- _Directions for this task_:
Reproduce the records below exactly as given.

- _Data supplied_:
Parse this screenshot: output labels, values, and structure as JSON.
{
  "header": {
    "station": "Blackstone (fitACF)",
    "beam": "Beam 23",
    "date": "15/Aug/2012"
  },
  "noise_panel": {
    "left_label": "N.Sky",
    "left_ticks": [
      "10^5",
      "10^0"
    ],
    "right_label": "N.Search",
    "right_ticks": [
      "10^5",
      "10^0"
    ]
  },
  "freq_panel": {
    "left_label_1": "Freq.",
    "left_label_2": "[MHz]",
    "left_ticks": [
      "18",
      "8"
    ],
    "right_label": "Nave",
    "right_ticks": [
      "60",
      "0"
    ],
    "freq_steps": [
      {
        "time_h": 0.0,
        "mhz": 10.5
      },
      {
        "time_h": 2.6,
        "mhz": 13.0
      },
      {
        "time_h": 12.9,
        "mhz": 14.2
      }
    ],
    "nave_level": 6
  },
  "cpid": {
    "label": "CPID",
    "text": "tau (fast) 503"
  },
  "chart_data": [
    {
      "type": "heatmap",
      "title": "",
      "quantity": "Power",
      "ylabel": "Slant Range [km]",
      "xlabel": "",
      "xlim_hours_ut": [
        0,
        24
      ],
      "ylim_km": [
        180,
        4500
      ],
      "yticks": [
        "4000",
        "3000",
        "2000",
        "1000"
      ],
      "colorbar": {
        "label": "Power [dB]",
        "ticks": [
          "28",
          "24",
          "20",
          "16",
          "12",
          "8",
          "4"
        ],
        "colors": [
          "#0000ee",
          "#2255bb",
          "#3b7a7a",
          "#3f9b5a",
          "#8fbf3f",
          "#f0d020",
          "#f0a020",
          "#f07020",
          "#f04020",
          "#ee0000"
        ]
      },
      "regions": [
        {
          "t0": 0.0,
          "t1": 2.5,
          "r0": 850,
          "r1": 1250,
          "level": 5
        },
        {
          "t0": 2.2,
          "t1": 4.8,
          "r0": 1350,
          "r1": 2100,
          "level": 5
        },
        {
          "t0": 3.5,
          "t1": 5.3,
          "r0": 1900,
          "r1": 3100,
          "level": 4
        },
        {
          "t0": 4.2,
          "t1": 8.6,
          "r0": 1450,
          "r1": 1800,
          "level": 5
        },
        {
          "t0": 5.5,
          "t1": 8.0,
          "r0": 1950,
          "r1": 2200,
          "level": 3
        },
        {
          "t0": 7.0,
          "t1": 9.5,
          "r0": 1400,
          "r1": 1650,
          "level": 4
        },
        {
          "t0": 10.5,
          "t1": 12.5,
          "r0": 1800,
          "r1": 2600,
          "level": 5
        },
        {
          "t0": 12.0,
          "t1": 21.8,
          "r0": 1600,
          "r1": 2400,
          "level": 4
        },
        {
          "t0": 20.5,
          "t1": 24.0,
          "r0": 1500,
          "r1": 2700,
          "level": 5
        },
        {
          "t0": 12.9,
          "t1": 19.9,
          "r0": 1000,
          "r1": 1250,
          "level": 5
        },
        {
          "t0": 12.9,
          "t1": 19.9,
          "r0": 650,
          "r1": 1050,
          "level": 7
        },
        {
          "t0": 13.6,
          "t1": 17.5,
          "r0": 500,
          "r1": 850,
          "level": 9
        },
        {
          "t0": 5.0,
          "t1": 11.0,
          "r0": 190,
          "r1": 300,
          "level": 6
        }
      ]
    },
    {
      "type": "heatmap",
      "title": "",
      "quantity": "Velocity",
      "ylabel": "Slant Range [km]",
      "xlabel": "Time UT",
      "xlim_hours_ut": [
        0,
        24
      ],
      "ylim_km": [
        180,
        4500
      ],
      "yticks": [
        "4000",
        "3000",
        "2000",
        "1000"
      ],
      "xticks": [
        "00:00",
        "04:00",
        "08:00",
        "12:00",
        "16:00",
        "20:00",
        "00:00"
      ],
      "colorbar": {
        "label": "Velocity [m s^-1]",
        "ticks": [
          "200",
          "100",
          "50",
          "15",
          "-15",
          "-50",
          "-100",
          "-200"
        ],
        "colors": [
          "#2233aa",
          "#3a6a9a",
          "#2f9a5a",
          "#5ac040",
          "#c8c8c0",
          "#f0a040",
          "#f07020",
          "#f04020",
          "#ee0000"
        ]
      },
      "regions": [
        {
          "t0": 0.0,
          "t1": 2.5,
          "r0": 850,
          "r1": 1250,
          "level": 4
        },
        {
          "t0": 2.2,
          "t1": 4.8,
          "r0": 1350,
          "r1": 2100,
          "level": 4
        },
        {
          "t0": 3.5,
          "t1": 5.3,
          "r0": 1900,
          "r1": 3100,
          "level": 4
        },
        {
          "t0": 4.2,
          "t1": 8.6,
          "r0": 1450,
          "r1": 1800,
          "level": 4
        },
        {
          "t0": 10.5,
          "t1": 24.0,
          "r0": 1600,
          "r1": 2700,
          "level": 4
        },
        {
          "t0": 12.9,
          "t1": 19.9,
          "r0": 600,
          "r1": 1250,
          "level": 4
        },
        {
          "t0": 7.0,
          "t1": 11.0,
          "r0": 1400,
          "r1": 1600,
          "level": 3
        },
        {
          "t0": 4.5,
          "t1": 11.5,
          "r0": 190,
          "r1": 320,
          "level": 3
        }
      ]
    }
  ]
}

- _Full solution_:
Parse this screenshot: output labels, values, and structure as JSON.
{
  "header": {
    "station": "Blackstone (fitACF)",
    "beam": "Beam 23",
    "date": "15/Aug/2012"
  },
  "noise_panel": {
    "left_label": "N.Sky",
    "left_ticks": [
      "10^5",
      "10^0"
    ],
    "right_label": "N.Search",
    "right_ticks": [
      "10^5",
      "10^0"
    ]
  },
  "freq_panel": {
    "left_label_1": "Freq.",
    "left_label_2": "[MHz]",
    "left_ticks": [
      "18",
      "8"
    ],
    "right_label": "Nave",
    "right_ticks": [
      "60",
      "0"
    ],
    "freq_steps": [
      {
        "time_h": 0.0,
        "mhz": 10.5
      },
      {
        "time_h": 2.6,
        "mhz": 13.0
      },
      {
        "time_h": 12.9,
        "mhz": 14.2
      }
    ],
    "nave_level": 6
  },
  "cpid": {
    "label": "CPID",
    "text": "tau (fast) 503"
  },
  "chart_data": [
    {
      "type": "heatmap",
      "title": "",
      "quantity": "Power",
      "ylabel": "Slant Range [km]",
      "xlabel": "",
      "xlim_hours_ut": [
        0,
        24
      ],
      "ylim_km": [
        180,
        4500
      ],
      "yticks": [
        "4000",
        "3000",
        "2000",
        "1000"
      ],
      "colorbar": {
        "label": "Power [dB]",
        "ticks": [
          "28",
          "24",
          "20",
          "16",
          "12",
          "8",
          "4"
        ],
        "colors": [
          "#0000ee",
          "#2255bb",
          "#3b7a7a",
          "#3f9b5a",
          "#8fbf3f",
          "#f0d020",
          "#f0a020",
          "#f07020",
          "#f04020",
          "#ee0000"
        ]
      },
      "regions": [
        {
          "t0": 0.0,
          "t1": 2.5,
          "r0": 850,
          "r1": 1250,
          "level": 5
        },
        {
          "t0": 2.2,
          "t1": 4.8,
          "r0": 1350,
          "r1": 2100,
          "level": 5
        },
        {
          "t0": 3.5,
          "t1": 5.3,
          "r0": 1900,
          "r1": 3100,
          "level": 4
        },
        {
          "t0": 4.2,
          "t1": 8.6,
          "r0": 1450,
          "r1": 1800,
          "level": 5
        },
        {
          "t0": 5.5,
          "t1": 8.0,
          "r0": 1950,
          "r1": 2200,
          "level": 3
        },
        {
          "t0": 7.0,
          "t1": 9.5,
          "r0": 1400,
          "r1": 1650,
          "level": 4
        },
        {
          "t0": 10.5,
          "t1": 12.5,
          "r0": 1800,
          "r1": 2600,
          "level": 5
        },
        {
          "t0": 12.0,
          "t1": 21.8,
          "r0": 1600,
          "r1": 2400,
          "level": 4
        },
        {
          "t0": 20.5,
          "t1": 24.0,
          "r0": 1500,
          "r1": 2700,
          "level": 5
        },
        {
          "t0": 12.9,
          "t1": 19.9,
          "r0": 1000,
          "r1": 1250,
          "level": 5
        },
        {
          "t0": 12.9,
          "t1": 19.9,
          "r0": 650,
          "r1": 1050,
          "level": 7
        },
        {
          "t0": 13.6,
          "t1": 17.5,
          "r0": 500,
          "r1": 850,
          "level": 9
        },
        {
          "t0": 5.0,
          "t1": 11.0,
          "r0": 190,
          "r1": 300,
          "level": 6
        }
      ]
    },
    {
      "type": "heatmap",
      "title": "",
      "quantity": "Velocity",
      "ylabel": "Slant Range [km]",
      "xlabel": "Time UT",
      "xlim_hours_ut": [
        0,
        24
      ],
      "ylim_km": [
        180,
        4500
      ],
      "yticks": [
        "4000",
        "3000",
        "2000",
        "1000"
      ],
      "xticks": [
        "00:00",
        "04:00",
        "08:00",
        "12:00",
        "16:00",
        "20:00",
        "00:00"
      ],
      "colorbar": {
        "label": "Velocity [m s^-1]",
        "ticks": [
          "200",
          "100",
          "50",
          "15",
          "-15",
          "-50",
          "-100",
          "-200"
        ],
        "colors": [
          "#2233aa",
          "#3a6a9a",
          "#2f9a5a",
          "#5ac040",
          "#c8c8c0",
          "#f0a040",
          "#f07020",
          "#f04020",
          "#ee0000"
        ]
      },
      "regions": [
        {
          "t0": 0.0,
          "t1": 2.5,
          "r0": 850,
          "r1": 1250,
          "level": 4
        },
        {
          "t0": 2.2,
          "t1": 4.8,
          "r0": 1350,
          "r1": 2100,
          "level": 4
        },
        {
          "t0": 3.5,
          "t1": 5.3,
          "r0": 1900,
          "r1": 3100,
          "level": 4
        },
        {
          "t0": 4.2,
          "t1": 8.6,
          "r0": 1450,
          "r1": 1800,
          "level": 4
        },
        {
          "t0": 10.5,
          "t1": 24.0,
          "r0": 1600,
          "r1": 2700,
          "level": 4
        },
        {
          "t0": 12.9,
          "t1": 19.9,
          "r0": 600,
          "r1": 1250,
          "level": 4
        },
        {
          "t0": 7.0,
          "t1": 11.0,
          "r0": 1400,
          "r1": 1600,
          "level": 3
        },
        {
          "t0": 4.5,
          "t1": 11.5,
          "r0": 190,
          "r1": 320,
          "level": 3
        }
      ]
    }
  ]
}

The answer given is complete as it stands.